*Task brief*. Of the lines in this material, how many contain "make"? Answer with a single number only.

────────────────

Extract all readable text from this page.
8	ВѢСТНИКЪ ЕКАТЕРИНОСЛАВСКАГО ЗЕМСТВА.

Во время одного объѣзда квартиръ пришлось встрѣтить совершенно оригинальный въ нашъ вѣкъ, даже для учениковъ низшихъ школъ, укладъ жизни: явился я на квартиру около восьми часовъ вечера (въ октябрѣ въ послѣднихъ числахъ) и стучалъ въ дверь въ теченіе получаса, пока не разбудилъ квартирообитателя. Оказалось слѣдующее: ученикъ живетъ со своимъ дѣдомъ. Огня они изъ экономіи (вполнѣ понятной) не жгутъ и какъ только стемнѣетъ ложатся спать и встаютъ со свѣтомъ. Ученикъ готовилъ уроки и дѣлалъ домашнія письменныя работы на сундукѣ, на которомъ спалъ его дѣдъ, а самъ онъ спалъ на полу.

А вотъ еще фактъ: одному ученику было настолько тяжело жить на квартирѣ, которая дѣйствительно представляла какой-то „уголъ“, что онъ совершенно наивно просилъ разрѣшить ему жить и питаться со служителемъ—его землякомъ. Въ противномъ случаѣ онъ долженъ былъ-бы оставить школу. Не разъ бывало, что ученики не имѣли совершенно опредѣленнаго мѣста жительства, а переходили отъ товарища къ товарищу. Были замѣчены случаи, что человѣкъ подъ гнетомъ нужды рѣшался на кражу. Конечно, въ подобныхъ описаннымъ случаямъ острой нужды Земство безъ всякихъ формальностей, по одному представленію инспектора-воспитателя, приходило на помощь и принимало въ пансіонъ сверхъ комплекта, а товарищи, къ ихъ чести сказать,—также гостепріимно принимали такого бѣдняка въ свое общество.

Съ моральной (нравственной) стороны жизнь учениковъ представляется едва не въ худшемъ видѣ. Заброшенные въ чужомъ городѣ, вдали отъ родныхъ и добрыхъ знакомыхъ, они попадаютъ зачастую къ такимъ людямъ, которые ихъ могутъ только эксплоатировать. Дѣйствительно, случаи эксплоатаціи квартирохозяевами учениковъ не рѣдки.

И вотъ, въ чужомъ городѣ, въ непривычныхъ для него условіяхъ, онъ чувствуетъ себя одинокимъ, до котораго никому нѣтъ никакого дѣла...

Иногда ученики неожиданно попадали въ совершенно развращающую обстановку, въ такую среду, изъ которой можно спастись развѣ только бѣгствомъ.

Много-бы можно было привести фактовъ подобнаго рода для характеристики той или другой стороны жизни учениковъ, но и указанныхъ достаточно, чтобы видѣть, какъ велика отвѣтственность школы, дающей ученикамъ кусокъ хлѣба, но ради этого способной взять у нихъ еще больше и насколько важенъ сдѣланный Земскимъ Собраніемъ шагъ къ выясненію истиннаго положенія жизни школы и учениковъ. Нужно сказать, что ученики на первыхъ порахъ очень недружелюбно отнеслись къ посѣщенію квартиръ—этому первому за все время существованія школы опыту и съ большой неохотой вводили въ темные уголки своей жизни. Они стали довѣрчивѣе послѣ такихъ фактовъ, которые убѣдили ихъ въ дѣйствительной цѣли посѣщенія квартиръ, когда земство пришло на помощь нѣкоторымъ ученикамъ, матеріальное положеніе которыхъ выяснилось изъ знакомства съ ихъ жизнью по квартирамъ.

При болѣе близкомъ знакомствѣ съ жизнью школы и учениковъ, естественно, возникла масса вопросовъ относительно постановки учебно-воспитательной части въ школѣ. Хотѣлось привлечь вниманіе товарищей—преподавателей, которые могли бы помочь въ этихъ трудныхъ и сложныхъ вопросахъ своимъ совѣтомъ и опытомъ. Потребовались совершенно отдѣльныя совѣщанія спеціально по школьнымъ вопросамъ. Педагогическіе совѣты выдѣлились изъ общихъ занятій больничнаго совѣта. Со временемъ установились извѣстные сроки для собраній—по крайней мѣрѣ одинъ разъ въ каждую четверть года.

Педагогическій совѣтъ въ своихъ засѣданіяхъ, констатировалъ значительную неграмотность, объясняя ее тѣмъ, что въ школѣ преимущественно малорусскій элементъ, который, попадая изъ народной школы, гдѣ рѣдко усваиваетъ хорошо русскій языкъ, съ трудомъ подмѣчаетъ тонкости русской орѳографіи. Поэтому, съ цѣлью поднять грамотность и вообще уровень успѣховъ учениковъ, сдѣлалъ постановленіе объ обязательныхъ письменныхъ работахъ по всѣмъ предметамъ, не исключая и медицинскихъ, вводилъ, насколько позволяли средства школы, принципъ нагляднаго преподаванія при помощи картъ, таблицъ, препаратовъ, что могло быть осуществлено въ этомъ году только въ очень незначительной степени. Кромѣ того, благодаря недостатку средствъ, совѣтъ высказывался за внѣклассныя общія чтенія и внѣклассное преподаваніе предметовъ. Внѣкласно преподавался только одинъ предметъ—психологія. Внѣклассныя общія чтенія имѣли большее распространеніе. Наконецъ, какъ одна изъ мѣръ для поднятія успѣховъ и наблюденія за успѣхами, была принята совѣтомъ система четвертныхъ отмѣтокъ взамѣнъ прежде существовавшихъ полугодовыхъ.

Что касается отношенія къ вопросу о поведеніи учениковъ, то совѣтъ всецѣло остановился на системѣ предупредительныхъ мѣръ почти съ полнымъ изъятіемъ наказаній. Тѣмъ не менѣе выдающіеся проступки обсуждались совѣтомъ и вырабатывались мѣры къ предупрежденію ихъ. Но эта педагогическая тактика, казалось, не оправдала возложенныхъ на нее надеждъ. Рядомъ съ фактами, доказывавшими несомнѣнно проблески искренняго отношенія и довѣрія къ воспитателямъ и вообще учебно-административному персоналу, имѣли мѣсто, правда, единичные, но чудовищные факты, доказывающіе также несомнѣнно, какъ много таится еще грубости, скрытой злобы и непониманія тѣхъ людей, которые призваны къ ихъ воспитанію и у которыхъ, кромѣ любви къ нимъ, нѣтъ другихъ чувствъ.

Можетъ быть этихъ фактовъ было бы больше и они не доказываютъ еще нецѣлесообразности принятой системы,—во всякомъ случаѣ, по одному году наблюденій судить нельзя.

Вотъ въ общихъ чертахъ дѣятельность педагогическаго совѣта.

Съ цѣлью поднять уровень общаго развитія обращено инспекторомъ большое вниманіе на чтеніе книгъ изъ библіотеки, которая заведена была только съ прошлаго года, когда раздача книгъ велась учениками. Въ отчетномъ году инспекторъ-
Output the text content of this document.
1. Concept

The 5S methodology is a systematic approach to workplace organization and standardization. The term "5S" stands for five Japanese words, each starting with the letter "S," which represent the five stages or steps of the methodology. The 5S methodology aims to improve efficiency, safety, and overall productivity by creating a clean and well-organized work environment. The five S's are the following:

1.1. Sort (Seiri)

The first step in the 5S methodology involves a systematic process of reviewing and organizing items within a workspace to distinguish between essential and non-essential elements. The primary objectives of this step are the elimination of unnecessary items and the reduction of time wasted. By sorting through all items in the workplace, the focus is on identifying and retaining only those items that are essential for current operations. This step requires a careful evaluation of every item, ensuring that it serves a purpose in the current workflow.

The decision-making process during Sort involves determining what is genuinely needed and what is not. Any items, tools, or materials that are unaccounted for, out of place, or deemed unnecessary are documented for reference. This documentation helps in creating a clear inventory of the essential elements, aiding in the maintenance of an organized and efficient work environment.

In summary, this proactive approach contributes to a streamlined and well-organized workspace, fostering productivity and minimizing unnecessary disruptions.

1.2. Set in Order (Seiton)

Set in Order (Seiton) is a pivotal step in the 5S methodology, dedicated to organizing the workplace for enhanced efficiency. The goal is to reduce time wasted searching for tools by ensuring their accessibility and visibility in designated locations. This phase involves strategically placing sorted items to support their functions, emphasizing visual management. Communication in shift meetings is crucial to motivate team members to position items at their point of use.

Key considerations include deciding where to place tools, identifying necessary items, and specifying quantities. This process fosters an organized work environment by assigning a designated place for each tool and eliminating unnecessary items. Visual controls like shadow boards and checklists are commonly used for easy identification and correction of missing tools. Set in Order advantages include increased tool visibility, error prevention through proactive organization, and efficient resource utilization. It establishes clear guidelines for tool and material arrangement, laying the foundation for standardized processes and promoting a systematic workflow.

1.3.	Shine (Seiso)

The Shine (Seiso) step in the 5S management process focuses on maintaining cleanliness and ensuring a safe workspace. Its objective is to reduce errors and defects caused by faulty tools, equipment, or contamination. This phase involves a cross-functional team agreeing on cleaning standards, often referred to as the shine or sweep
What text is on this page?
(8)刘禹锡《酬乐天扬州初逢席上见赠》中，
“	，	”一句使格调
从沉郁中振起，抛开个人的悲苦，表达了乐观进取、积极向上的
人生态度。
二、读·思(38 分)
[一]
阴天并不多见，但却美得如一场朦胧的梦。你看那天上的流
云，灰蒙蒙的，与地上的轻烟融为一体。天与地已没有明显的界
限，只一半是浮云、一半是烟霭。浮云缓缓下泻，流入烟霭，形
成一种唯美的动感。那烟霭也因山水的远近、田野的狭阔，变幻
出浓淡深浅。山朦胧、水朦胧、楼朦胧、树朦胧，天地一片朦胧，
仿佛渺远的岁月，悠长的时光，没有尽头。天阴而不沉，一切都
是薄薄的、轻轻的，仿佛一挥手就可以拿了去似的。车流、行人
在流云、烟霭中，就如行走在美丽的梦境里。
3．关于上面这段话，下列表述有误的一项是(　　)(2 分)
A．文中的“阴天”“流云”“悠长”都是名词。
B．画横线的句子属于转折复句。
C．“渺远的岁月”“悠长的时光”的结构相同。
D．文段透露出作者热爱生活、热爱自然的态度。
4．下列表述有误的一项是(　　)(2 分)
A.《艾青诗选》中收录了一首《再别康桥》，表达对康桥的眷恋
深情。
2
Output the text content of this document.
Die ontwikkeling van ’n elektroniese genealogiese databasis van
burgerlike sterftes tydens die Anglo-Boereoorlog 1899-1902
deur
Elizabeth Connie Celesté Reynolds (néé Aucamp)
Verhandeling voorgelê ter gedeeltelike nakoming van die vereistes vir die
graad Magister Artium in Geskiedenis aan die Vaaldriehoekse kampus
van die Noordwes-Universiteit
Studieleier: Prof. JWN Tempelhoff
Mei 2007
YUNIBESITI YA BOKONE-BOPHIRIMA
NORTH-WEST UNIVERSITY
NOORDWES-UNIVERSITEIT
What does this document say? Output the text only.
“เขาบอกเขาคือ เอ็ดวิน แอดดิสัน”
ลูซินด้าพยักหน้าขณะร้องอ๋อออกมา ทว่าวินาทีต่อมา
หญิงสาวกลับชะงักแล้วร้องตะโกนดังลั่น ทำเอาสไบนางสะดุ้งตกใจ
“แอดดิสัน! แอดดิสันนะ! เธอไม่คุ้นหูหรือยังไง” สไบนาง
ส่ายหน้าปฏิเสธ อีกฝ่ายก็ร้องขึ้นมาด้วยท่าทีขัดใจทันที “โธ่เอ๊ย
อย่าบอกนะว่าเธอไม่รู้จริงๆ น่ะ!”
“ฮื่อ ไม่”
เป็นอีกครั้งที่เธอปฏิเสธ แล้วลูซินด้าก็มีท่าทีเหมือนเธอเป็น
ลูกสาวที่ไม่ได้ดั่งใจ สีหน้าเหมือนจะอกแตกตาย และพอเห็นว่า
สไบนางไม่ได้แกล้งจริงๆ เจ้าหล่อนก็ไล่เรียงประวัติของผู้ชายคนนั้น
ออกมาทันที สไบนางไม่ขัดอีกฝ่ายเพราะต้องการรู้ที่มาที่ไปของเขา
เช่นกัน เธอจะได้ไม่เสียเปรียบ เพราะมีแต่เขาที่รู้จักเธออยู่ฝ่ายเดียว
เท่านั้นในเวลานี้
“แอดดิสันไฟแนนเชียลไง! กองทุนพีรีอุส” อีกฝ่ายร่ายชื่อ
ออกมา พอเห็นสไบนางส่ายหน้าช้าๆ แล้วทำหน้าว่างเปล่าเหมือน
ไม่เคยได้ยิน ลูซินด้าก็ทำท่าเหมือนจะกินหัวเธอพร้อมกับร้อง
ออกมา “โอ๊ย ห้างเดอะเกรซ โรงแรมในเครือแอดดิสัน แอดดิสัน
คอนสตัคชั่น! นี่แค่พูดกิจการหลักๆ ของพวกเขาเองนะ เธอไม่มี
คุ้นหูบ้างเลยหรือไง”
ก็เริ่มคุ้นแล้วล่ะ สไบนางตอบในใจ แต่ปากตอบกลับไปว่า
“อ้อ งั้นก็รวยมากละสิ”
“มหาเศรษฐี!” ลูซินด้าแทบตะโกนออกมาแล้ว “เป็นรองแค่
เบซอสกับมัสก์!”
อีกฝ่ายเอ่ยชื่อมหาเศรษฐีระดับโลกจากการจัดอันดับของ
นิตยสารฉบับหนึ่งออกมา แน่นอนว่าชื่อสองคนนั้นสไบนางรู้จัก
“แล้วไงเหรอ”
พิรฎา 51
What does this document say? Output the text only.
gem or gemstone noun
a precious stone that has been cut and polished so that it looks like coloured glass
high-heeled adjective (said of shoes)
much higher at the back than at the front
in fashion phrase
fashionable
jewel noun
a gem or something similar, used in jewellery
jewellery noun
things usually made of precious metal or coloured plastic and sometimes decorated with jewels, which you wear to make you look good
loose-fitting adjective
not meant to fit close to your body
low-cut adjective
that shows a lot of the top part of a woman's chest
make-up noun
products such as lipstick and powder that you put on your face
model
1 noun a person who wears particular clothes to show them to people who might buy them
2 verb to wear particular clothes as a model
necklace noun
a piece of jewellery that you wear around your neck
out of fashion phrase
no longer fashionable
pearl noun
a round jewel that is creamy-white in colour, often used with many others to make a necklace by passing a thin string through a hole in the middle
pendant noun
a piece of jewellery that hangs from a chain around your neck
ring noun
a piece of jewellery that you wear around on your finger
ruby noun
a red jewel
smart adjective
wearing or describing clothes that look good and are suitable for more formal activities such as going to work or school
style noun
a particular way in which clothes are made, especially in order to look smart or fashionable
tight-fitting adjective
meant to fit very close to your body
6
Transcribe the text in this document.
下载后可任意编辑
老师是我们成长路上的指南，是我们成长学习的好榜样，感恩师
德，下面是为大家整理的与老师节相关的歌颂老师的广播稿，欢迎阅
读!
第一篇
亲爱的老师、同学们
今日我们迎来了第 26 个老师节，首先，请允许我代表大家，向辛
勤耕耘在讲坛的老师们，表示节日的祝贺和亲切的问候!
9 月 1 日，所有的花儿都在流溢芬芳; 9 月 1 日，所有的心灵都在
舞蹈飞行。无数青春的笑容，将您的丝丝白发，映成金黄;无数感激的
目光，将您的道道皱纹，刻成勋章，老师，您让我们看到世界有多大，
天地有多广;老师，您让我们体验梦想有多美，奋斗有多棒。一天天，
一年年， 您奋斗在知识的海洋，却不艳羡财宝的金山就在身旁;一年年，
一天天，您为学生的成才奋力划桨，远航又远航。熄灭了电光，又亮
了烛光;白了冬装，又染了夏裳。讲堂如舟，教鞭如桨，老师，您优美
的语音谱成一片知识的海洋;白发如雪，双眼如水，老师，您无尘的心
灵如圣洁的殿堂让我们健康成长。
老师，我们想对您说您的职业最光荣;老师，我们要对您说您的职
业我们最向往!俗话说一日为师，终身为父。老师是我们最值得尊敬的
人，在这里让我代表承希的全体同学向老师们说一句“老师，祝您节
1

────────────────

*Exercise response*. 3